Given task » Check each line for the string "this". Give only the count of lines that have it.

Data to process »

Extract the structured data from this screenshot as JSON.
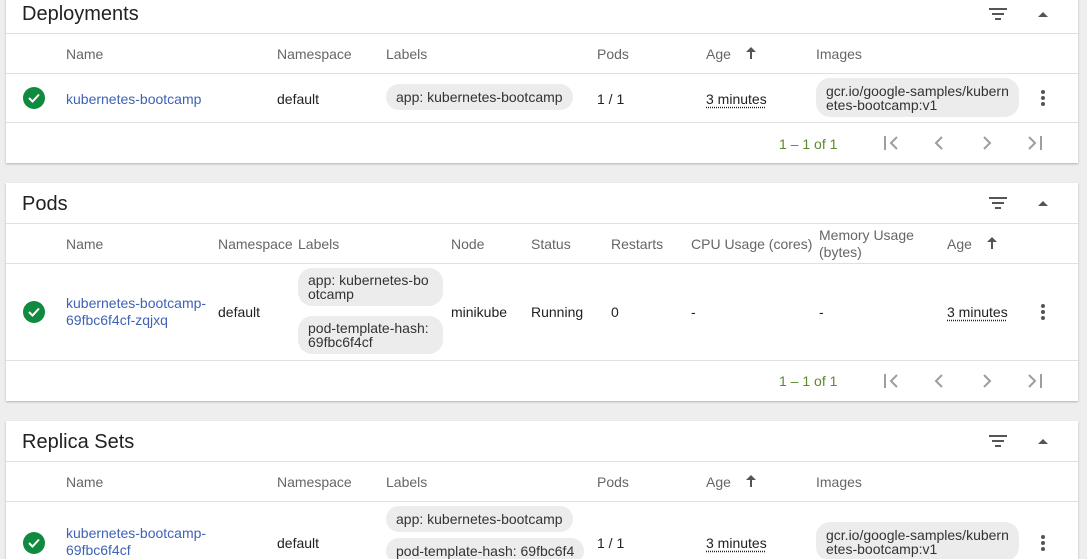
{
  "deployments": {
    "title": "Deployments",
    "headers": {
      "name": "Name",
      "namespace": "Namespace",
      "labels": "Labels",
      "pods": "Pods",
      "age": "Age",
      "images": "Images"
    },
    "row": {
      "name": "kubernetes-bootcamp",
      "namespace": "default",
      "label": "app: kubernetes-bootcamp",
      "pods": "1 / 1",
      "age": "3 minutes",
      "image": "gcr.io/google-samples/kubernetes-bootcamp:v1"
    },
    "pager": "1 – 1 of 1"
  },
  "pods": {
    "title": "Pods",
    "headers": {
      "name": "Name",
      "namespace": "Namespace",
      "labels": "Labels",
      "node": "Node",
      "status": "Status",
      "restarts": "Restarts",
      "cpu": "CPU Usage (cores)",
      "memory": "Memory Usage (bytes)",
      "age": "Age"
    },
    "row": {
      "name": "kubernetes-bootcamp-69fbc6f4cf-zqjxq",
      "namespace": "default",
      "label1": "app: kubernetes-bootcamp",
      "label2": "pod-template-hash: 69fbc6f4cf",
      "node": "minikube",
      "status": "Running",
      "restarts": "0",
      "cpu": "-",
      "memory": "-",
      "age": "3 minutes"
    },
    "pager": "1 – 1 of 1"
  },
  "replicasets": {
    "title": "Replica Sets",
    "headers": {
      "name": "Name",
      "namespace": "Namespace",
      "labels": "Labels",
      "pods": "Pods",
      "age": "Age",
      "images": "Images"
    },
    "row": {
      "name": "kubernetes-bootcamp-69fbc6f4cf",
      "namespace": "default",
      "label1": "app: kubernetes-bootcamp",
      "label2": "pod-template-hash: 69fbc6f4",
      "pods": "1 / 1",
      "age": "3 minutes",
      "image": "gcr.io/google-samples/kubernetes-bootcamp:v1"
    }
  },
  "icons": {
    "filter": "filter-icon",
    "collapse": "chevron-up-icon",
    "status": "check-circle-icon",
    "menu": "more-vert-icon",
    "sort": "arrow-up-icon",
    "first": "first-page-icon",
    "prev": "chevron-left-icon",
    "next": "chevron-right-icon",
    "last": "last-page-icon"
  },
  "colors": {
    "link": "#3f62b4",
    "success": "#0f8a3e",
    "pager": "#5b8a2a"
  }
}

---

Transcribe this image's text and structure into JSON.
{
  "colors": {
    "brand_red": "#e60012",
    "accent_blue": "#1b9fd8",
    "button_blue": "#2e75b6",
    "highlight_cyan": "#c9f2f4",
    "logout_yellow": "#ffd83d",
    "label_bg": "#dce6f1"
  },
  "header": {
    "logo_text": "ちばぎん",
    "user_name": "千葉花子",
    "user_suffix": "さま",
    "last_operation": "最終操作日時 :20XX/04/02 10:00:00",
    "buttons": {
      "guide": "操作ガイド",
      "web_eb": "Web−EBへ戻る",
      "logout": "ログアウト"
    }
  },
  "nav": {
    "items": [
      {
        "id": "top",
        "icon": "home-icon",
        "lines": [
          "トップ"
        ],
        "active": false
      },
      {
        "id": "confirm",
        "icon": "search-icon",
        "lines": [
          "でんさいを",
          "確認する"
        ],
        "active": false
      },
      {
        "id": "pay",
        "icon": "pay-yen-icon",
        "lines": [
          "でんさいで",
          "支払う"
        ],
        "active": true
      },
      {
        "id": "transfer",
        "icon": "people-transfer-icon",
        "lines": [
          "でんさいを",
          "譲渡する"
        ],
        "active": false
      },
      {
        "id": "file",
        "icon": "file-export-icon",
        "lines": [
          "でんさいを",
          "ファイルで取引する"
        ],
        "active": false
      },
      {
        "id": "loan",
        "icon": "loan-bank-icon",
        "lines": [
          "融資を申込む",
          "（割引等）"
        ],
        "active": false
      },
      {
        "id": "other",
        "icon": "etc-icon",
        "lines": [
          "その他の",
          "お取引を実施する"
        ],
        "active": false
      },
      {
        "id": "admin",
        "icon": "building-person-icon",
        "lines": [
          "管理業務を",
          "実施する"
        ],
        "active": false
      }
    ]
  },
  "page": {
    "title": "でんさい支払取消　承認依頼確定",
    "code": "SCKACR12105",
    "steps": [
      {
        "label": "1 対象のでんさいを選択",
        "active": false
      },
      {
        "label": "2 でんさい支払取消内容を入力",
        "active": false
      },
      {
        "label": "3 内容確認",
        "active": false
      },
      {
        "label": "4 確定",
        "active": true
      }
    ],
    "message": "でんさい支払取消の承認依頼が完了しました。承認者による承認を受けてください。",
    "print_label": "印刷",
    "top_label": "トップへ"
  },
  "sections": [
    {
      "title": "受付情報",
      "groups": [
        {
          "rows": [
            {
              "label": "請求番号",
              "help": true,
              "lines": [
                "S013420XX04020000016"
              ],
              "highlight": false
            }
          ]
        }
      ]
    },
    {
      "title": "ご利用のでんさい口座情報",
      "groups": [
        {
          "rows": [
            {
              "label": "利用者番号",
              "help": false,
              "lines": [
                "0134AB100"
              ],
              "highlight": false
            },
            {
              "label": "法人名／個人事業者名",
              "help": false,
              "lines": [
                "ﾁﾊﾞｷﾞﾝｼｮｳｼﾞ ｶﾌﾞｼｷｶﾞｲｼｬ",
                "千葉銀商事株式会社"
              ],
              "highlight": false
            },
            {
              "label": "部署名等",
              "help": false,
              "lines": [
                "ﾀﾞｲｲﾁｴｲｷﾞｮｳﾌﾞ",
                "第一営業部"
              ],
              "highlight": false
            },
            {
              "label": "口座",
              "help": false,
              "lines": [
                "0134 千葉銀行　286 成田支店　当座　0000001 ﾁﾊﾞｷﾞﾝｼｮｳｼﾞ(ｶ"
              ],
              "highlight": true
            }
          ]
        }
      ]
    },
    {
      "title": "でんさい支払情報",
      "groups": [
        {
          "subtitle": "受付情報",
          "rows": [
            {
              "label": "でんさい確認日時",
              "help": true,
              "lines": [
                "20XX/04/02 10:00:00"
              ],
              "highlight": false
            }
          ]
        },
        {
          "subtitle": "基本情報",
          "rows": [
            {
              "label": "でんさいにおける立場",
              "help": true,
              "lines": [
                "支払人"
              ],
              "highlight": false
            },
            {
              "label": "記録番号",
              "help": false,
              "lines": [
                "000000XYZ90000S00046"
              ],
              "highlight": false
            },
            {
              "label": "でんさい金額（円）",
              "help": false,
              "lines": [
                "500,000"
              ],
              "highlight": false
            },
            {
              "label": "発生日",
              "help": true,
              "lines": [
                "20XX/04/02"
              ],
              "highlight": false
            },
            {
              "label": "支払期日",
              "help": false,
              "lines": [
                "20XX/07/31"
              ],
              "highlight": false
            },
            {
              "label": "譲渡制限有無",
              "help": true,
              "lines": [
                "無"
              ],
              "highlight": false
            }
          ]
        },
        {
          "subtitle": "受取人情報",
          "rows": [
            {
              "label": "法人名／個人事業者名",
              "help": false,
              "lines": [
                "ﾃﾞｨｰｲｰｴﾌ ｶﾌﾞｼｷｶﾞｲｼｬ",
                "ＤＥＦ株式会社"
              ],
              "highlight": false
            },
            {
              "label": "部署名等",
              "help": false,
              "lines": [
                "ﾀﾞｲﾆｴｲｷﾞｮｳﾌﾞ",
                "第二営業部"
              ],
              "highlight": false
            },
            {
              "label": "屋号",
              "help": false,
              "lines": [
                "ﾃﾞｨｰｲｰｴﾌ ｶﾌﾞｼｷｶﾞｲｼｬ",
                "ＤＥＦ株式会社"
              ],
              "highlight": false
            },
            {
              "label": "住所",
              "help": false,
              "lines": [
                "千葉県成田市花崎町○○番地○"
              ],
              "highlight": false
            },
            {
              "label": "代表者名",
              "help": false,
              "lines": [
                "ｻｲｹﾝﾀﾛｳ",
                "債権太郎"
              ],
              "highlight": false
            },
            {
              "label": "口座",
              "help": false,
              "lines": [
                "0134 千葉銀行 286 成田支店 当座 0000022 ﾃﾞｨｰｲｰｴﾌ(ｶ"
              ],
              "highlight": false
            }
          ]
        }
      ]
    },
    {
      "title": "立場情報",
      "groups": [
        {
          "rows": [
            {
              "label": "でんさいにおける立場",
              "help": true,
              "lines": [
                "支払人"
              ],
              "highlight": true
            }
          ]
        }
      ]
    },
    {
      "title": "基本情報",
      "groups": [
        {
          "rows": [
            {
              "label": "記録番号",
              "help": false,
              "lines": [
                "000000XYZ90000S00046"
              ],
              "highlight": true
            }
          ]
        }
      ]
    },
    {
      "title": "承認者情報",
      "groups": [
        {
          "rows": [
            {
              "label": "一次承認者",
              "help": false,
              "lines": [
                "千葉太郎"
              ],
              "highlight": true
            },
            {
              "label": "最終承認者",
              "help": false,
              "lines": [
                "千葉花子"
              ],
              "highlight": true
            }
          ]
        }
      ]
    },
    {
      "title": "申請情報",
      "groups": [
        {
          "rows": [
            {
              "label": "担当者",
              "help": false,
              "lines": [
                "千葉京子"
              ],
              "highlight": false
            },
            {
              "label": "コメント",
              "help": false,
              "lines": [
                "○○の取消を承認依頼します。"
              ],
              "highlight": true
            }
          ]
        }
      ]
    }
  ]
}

--

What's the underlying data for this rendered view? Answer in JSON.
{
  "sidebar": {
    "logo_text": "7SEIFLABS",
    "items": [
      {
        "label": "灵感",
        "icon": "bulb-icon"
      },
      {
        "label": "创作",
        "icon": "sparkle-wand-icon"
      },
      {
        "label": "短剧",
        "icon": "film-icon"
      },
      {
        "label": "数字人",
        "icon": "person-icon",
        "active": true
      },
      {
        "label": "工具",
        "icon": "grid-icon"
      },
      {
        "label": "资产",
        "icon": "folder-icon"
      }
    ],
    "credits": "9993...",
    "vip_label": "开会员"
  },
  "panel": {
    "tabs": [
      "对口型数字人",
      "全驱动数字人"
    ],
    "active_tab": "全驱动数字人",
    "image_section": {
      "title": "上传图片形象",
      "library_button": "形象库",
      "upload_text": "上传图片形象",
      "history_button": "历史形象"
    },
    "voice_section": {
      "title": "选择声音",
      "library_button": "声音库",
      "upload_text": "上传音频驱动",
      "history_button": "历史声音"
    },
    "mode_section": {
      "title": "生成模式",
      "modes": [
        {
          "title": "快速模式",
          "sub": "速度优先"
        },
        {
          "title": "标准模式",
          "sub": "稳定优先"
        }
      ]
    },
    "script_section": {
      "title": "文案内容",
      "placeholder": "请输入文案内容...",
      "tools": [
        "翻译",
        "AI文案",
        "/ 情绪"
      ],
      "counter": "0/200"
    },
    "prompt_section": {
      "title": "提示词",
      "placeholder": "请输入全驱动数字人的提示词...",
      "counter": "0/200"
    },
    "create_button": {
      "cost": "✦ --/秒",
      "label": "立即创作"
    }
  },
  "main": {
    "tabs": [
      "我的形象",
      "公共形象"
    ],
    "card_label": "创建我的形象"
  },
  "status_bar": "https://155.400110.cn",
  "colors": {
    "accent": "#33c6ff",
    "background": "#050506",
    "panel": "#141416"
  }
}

Finished answer » 3